Dataset excerpts =
::::::::

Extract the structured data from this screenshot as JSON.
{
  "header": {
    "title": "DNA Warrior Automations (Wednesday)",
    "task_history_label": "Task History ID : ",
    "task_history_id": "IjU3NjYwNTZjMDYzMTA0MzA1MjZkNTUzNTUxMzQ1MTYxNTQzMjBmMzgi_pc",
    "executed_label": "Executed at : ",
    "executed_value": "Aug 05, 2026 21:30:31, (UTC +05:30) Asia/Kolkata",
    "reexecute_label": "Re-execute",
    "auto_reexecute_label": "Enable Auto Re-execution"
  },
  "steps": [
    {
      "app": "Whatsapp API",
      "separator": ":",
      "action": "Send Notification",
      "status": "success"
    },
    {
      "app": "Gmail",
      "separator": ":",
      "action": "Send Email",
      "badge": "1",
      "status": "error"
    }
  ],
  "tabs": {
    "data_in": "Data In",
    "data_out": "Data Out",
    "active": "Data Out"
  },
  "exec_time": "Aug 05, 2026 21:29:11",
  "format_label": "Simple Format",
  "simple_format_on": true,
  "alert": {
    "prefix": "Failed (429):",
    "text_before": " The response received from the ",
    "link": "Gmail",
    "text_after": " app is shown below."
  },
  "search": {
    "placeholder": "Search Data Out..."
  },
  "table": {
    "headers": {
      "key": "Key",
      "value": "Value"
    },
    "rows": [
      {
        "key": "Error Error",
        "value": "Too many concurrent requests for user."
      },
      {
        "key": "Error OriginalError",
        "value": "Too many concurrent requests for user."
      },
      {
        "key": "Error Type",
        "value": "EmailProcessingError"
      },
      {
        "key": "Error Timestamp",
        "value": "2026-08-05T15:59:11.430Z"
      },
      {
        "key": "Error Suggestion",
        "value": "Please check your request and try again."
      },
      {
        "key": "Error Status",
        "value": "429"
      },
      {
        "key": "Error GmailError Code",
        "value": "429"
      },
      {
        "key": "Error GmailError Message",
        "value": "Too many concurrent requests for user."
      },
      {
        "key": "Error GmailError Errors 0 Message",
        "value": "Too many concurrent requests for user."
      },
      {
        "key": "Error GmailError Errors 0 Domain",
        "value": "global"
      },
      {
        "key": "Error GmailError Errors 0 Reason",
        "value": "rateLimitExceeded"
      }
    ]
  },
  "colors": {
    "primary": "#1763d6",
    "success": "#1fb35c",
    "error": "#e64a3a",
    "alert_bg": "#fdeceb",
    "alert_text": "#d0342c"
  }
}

::::::::

Written problem = Copy all lines from the entries that contain the word "action".

Full answer =
      "action": "Send Notification",
      "action": "Send Email",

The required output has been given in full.